- **GOAL OF THE EXERCISE**
Write out all of the lines below, exactly and completely.
- - -
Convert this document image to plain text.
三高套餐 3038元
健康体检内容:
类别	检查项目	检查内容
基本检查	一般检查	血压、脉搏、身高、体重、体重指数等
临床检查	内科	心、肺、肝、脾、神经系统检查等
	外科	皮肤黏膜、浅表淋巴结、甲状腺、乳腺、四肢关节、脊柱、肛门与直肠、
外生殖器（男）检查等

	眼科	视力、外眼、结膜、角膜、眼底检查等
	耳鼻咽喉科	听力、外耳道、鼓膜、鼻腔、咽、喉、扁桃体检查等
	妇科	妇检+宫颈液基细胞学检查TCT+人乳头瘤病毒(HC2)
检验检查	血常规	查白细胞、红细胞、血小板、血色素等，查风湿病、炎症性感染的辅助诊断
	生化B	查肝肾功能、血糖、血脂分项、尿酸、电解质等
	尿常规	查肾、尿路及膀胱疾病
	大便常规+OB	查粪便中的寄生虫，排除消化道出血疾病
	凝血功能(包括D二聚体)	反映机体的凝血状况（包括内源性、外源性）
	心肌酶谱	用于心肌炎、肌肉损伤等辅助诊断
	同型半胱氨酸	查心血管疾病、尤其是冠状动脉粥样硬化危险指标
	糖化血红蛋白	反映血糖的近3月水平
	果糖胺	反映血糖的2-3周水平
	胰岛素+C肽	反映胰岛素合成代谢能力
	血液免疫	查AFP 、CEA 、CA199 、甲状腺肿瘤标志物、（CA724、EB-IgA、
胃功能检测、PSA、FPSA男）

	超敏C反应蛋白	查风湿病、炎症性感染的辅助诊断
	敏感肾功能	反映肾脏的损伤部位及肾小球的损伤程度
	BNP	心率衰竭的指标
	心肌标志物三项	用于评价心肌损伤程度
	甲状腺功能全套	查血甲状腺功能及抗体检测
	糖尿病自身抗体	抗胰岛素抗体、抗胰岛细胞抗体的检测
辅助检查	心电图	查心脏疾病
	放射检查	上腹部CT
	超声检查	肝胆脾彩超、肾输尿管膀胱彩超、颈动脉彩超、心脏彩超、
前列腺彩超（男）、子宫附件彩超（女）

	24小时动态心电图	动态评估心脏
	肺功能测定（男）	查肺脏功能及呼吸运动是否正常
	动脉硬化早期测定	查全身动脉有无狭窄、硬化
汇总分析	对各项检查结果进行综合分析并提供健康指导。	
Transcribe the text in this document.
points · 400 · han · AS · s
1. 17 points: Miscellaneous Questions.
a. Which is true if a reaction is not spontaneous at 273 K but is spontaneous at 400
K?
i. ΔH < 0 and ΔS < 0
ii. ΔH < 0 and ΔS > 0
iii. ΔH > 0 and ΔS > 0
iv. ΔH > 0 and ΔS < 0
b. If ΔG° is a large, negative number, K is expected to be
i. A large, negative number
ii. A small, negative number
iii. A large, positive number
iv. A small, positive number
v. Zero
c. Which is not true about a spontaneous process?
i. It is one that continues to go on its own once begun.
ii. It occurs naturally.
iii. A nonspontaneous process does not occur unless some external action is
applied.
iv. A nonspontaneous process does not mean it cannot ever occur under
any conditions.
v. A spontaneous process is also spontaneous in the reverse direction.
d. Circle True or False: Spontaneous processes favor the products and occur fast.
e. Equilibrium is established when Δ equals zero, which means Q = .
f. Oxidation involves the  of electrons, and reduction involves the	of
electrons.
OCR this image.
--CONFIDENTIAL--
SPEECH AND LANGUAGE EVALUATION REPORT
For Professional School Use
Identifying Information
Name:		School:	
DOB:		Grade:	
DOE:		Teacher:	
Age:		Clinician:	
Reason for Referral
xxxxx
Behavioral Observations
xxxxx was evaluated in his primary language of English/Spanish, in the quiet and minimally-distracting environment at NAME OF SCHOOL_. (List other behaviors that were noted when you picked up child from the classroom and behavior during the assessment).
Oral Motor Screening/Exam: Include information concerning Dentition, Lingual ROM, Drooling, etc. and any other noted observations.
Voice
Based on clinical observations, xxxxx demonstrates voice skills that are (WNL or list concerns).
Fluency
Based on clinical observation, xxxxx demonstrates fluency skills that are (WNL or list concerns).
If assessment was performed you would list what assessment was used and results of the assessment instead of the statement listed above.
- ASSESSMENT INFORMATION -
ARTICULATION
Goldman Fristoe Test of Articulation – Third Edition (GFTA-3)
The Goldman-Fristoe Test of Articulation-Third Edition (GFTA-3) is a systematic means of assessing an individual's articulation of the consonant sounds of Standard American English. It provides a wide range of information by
- - -
- **OUTPUT FOR THIS EXERCISE**
Convert this document image to plain text.
三高套餐 3038元
健康体检内容:
类别	检查项目	检查内容
基本检查	一般检查	血压、脉搏、身高、体重、体重指数等
临床检查	内科	心、肺、肝、脾、神经系统检查等
	外科	皮肤黏膜、浅表淋巴结、甲状腺、乳腺、四肢关节、脊柱、肛门与直肠、
外生殖器（男）检查等

	眼科	视力、外眼、结膜、角膜、眼底检查等
	耳鼻咽喉科	听力、外耳道、鼓膜、鼻腔、咽、喉、扁桃体检查等
	妇科	妇检+宫颈液基细胞学检查TCT+人乳头瘤病毒(HC2)
检验检查	血常规	查白细胞、红细胞、血小板、血色素等，查风湿病、炎症性感染的辅助诊断
	生化B	查肝肾功能、血糖、血脂分项、尿酸、电解质等
	尿常规	查肾、尿路及膀胱疾病
	大便常规+OB	查粪便中的寄生虫，排除消化道出血疾病
	凝血功能(包括D二聚体)	反映机体的凝血状况（包括内源性、外源性）
	心肌酶谱	用于心肌炎、肌肉损伤等辅助诊断
	同型半胱氨酸	查心血管疾病、尤其是冠状动脉粥样硬化危险指标
	糖化血红蛋白	反映血糖的近3月水平
	果糖胺	反映血糖的2-3周水平
	胰岛素+C肽	反映胰岛素合成代谢能力
	血液免疫	查AFP 、CEA 、CA199 、甲状腺肿瘤标志物、（CA724、EB-IgA、
胃功能检测、PSA、FPSA男）

	超敏C反应蛋白	查风湿病、炎症性感染的辅助诊断
	敏感肾功能	反映肾脏的损伤部位及肾小球的损伤程度
	BNP	心率衰竭的指标
	心肌标志物三项	用于评价心肌损伤程度
	甲状腺功能全套	查血甲状腺功能及抗体检测
	糖尿病自身抗体	抗胰岛素抗体、抗胰岛细胞抗体的检测
辅助检查	心电图	查心脏疾病
	放射检查	上腹部CT
	超声检查	肝胆脾彩超、肾输尿管膀胱彩超、颈动脉彩超、心脏彩超、
前列腺彩超（男）、子宫附件彩超（女）

	24小时动态心电图	动态评估心脏
	肺功能测定（男）	查肺脏功能及呼吸运动是否正常
	动脉硬化早期测定	查全身动脉有无狭窄、硬化
汇总分析	对各项检查结果进行综合分析并提供健康指导。	
Transcribe the text in this document.
points · 400 · han · AS · s
1. 17 points: Miscellaneous Questions.
a. Which is true if a reaction is not spontaneous at 273 K but is spontaneous at 400
K?
i. ΔH < 0 and ΔS < 0
ii. ΔH < 0 and ΔS > 0
iii. ΔH > 0 and ΔS > 0
iv. ΔH > 0 and ΔS < 0
b. If ΔG° is a large, negative number, K is expected to be
i. A large, negative number
ii. A small, negative number
iii. A large, positive number
iv. A small, positive number
v. Zero
c. Which is not true about a spontaneous process?
i. It is one that continues to go on its own once begun.
ii. It occurs naturally.
iii. A nonspontaneous process does not occur unless some external action is
applied.
iv. A nonspontaneous process does not mean it cannot ever occur under
any conditions.
v. A spontaneous process is also spontaneous in the reverse direction.
d. Circle True or False: Spontaneous processes favor the products and occur fast.
e. Equilibrium is established when Δ equals zero, which means Q = .
f. Oxidation involves the  of electrons, and reduction involves the	of
electrons.
OCR this image.
--CONFIDENTIAL--
SPEECH AND LANGUAGE EVALUATION REPORT
For Professional School Use
Identifying Information
Name:		School:	
DOB:		Grade:	
DOE:		Teacher:	
Age:		Clinician:	
Reason for Referral
xxxxx
Behavioral Observations
xxxxx was evaluated in his primary language of English/Spanish, in the quiet and minimally-distracting environment at NAME OF SCHOOL_. (List other behaviors that were noted when you picked up child from the classroom and behavior during the assessment).
Oral Motor Screening/Exam: Include information concerning Dentition, Lingual ROM, Drooling, etc. and any other noted observations.
Voice
Based on clinical observations, xxxxx demonstrates voice skills that are (WNL or list concerns).
Fluency
Based on clinical observation, xxxxx demonstrates fluency skills that are (WNL or list concerns).
If assessment was performed you would list what assessment was used and results of the assessment instead of the statement listed above.
- ASSESSMENT INFORMATION -
ARTICULATION
Goldman Fristoe Test of Articulation – Third Edition (GFTA-3)
The Goldman-Fristoe Test of Articulation-Third Edition (GFTA-3) is a systematic means of assessing an individual's articulation of the consonant sounds of Standard American English. It provides a wide range of information by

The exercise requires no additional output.